• Text excerpt:
----------
On 17 June 2025, Thailand’s Cabinet approved in principle a landmark tax reform aimed at strengthening the country’s position as a global Digital Asset Hub. The proposed measures, outlined in a draft Ministerial Regulation under the Revenue Code, were submitted by the Ministry of Finance and focus on specific tax exemptions. This initiative reflects the government’s broader strategy to attract innovation, foster digital investment, and stimulate economic growth within the rapidly evolving digital economy.
A Strategic Leap Toward a Digital Future
Thailand has positioned itself as a pioneer in digital asset regulation, being one of the first countries to implement comprehensive legal frameworks governing digital asset taxation and trading. Over the years, the country has continued to refine its regulatory environment to encourage token-based fundraising and cryptocurrency trading through platforms licensed and supervised by the Securities and Exchange Commission (SEC).
The newly proposed tax measures are intended to support the expansion of Thailand’s digital asset ecosystem and promote the adoption of blockchain and other emerging technologies. The Ministry of Finance anticipates that, despite short-term personal income tax losses, the reform will ultimately contribute to a medium-term increase in tax revenue of no less than THB 1 billion through broader sectoral growth.
Key Features of the Draft Regulation
1. Personal Income Tax Exemption on Digital Asset Gains
Under the proposed regulation, individual investors will be exempt from paying personal income tax on capital gains derived from the sale of digital assets—whether cryptocurrencies or digital tokens—provided the transactions are conducted through digital asset businesses licensed under the Royal Decree on Digital Asset Business Operation B.E. 2561 (2018), including exchanges, brokers, and dealers.
----------
• Entries:

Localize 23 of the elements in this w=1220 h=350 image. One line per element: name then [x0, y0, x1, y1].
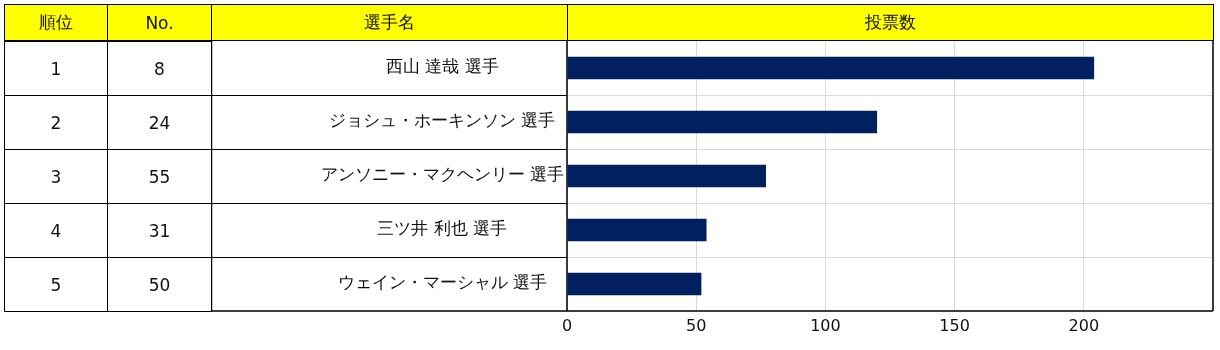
- text: 1: [4, 41, 108, 96]
- x-tick-label: 200: [1068, 315, 1100, 335]
- x-axis-title: 投票数: [567, 4, 1214, 41]
- y-tick-label: ウェイン・マーシャル 選手: [337, 272, 547, 293]
- y-tick-label: アンソニー・マクヘンリー 選手: [320, 164, 564, 185]
- y-tick-label: 三ツ井 利也 選手: [377, 218, 508, 239]
- text: 選手名: [211, 4, 568, 41]
- text: 2: [4, 95, 108, 150]
- x-tick-label: 50: [686, 315, 707, 335]
- text: No.: [107, 4, 212, 41]
- x-tick-label: 0: [561, 315, 573, 335]
- text: 4: [4, 203, 108, 258]
- text: 5: [4, 257, 108, 312]
- x-tick-label: 100: [810, 315, 841, 335]
- text: 3: [4, 149, 108, 204]
- text: 24: [107, 95, 212, 150]
- text: 55: [107, 149, 212, 204]
- text: 8: [107, 41, 212, 96]
- text: 31: [107, 203, 212, 258]
- y-tick-label: 西山 達哉 選手: [385, 56, 499, 77]
- y-tick-label: ジョシュ・ホーキンソン 選手: [329, 110, 556, 131]
- text: 順位: [4, 4, 108, 41]
- x-tick-label: 150: [939, 315, 970, 335]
----------
• What this exercise asks:
1. Check the following statements against the article on Thailand's digital asset tax reform. For each one, answer yes or no and quote the exact words of the article that settle it.
(a) Thailand's Cabinet approved the reform in principle on 17 June 2025.
(b) The Ministry of Finance expects the reform to raise tax revenue by at least THB 1 billion in the short term.
(c) The personal income tax exemption covers gains from digital asset sales on any platform, licensed or not.
2. Pick up the article on Thailand's digital asset tax reform after its last sentence and carry it forward.
The rows have no role here.

• Per-task answers:
1.
(a) Yes: "On 17 June 2025, Thailand’s Cabinet approved in principle a landmark tax reform"
(b) No: "despite short-term personal income tax losses, the reform will ultimately contribute to a medium-term increase in tax revenue of no less than THB 1 billion"
(c) No: "provided the transactions are conducted through digital asset businesses licensed under the Royal Decree on Digital Asset Business Operation B.E. 2561 (2018)"

2.
The exemption period is set to run from 1 January 2025 through 31 December 2029. This measure aligns the tax treatment of digital assets with that of securities listed on the Stock Exchange of Thailand, for which individual investors are similarly exempt from personal income tax on capital gains.
2. Elimination of Withholding Tax Requirement
Previously, individuals trading digital assets were subject to a 15% withholding tax on capital gains, with the net amount reportable in annual tax filings. The proposed regulation removes this requirement for qualifying transactions, significantly reducing the tax burden on retail crypto investors and aligning the treatment of digital assets with traditional equities.
3. Economic Impact and Oversight
The Ministry of Finance projects an annual personal income tax revenue loss of approximately THB 20 million, amounting to THB 100 million over five years. However, this is expected to be offset by increased taxable activity in the digital asset space, potentially generating at least THB 1 billion in medium-term tax revenue through income tax and VAT.
In accordance with the State Fiscal and Financial Discipline Act B.E. 2561 (2018), the Ministry conducted a formal impact assessment. The measure has been reviewed and supported—or not opposed—by relevant authorities, including the SEC, the Council of State, the Budget Bureau, and the National Economic and Social Development Council (NESDC).
Implications for the Thai Digital Economy
The proposed tax incentives are expected to deliver wide-ranging benefits across multiple sectors:
✓ Digital Asset Businesses – Licensed exchanges, brokers, and dealers may experience increased trading volumes and user growth as investor confidence rises.
✓ Startups and Fundraising – Token-based fundraising mechanisms, such as asset-backed tokens and initial coin offerings (ICOs), may become more attractive as viable alternatives to traditional venture funding.
✓ Technology and Innovation Sectors – Broader blockchain adoption is anticipated, leading to increased demand for ancillary services such as wallet providers, compliance tools, and blockchain audits.
✓ Capital Markets – A shift in retail and institutional investment from traditional equities to digital assets may follow, with financial institutions likely to introduce new crypto-related investment products.
While these incentives present promising opportunities, they also emphasize the need for robust governance and regulatory compliance. The SEC and the Anti-Money Laundering Office (AMLO) remain committed to upholding transparency standards aligned with the Financial Action Task Force (FATF) guidelines.
Additionally, the Thai Revenue Department is actively implementing the OECD’s Crypto-Asset Reporting Framework (CARF), which will facilitate the automatic exchange of digital asset transaction data across jurisdictions, further reinforcing Thailand’s global compliance posture.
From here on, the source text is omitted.